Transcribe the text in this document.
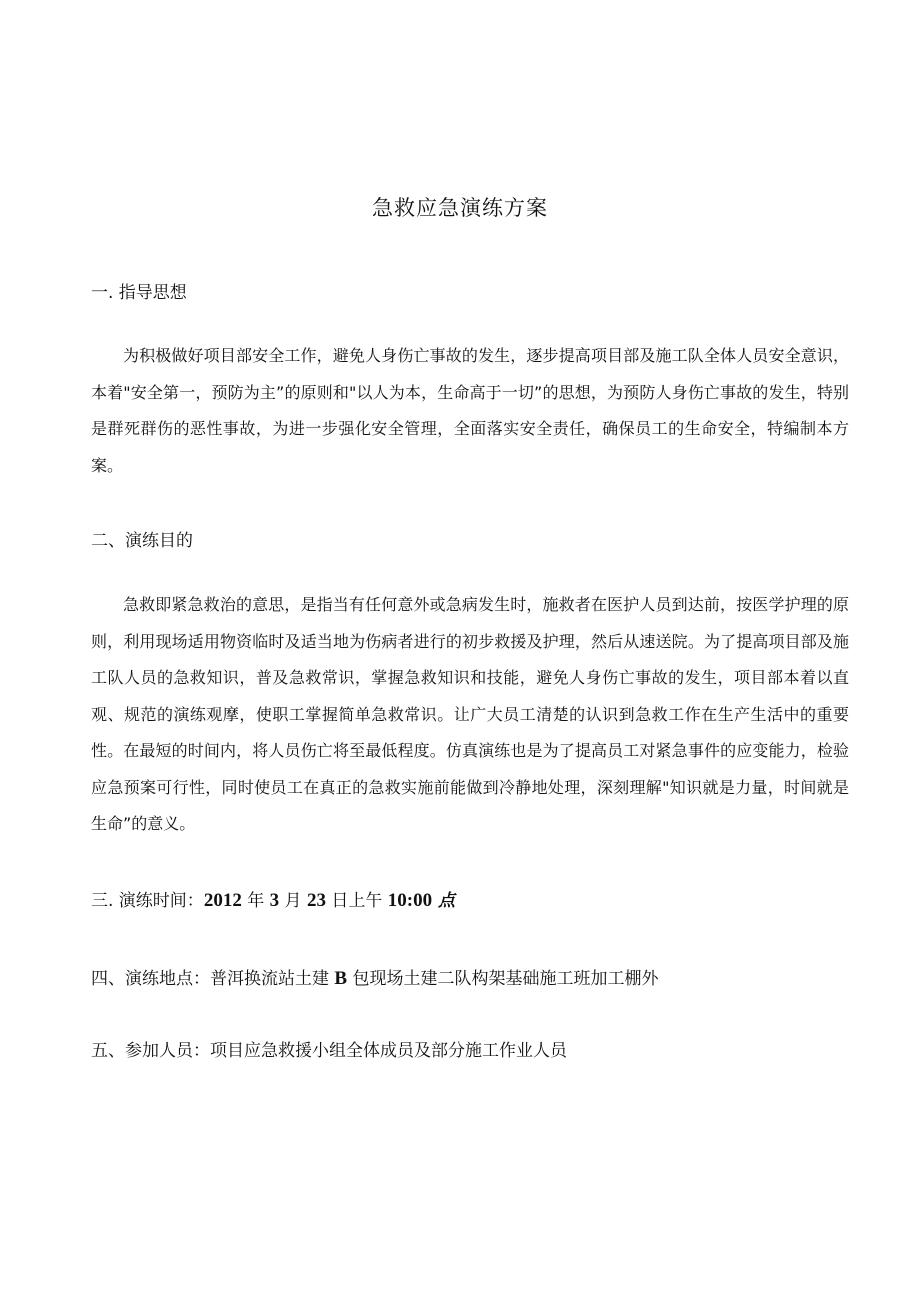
急救应急演练方案
一. 指导思想

为积极做好项目部安全工作，避免人身伤亡事故的发生，逐步提高项目部及施工队全体人员安全意识，本着"安全第一，预防为主”的原则和"以人为本，生命高于一切”的思想，为预防人身伤亡事故的发生，特别是群死群伤的恶性事故，为进一步强化安全管理，全面落实安全责任，确保员工的生命安全，特编制本方案。

二、演练目的

急救即紧急救治的意思，是指当有任何意外或急病发生时，施救者在医护人员到达前，按医学护理的原则，利用现场适用物资临时及适当地为伤病者进行的初步救援及护理，然后从速送院。为了提高项目部及施工队人员的急救知识，普及急救常识，掌握急救知识和技能，避免人身伤亡事故的发生，项目部本着以直观、规范的演练观摩，使职工掌握简单急救常识。让广大员工清楚的认识到急救工作在生产生活中的重要性。在最短的时间内，将人员伤亡将至最低程度。仿真演练也是为了提高员工对紧急事件的应变能力，检验应急预案可行性，同时使员工在真正的急救实施前能做到冷静地处理，深刻理解"知识就是力量，时间就是生命”的意义。

三. 演练时间：2012 年 3 月 23 日上午 10:00 点
四、演练地点：普洱换流站土建 B 包现场土建二队构架基础施工班加工棚外
五、参加人员：项目应急救援小组全体成员及部分施工作业人员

§ **AIM**:
All of the records need repeating exactly, except for the pictures.

§ **RIGHT ANSWER**:
Transcribe the text in this document.
急救应急演练方案
一. 指导思想

为积极做好项目部安全工作，避免人身伤亡事故的发生，逐步提高项目部及施工队全体人员安全意识，本着"安全第一，预防为主”的原则和"以人为本，生命高于一切”的思想，为预防人身伤亡事故的发生，特别是群死群伤的恶性事故，为进一步强化安全管理，全面落实安全责任，确保员工的生命安全，特编制本方案。

二、演练目的

急救即紧急救治的意思，是指当有任何意外或急病发生时，施救者在医护人员到达前，按医学护理的原则，利用现场适用物资临时及适当地为伤病者进行的初步救援及护理，然后从速送院。为了提高项目部及施工队人员的急救知识，普及急救常识，掌握急救知识和技能，避免人身伤亡事故的发生，项目部本着以直观、规范的演练观摩，使职工掌握简单急救常识。让广大员工清楚的认识到急救工作在生产生活中的重要性。在最短的时间内，将人员伤亡将至最低程度。仿真演练也是为了提高员工对紧急事件的应变能力，检验应急预案可行性，同时使员工在真正的急救实施前能做到冷静地处理，深刻理解"知识就是力量，时间就是生命”的意义。

三. 演练时间：2012 年 3 月 23 日上午 10:00 点
四、演练地点：普洱换流站土建 B 包现场土建二队构架基础施工班加工棚外
五、参加人员：项目应急救援小组全体成员及部分施工作业人员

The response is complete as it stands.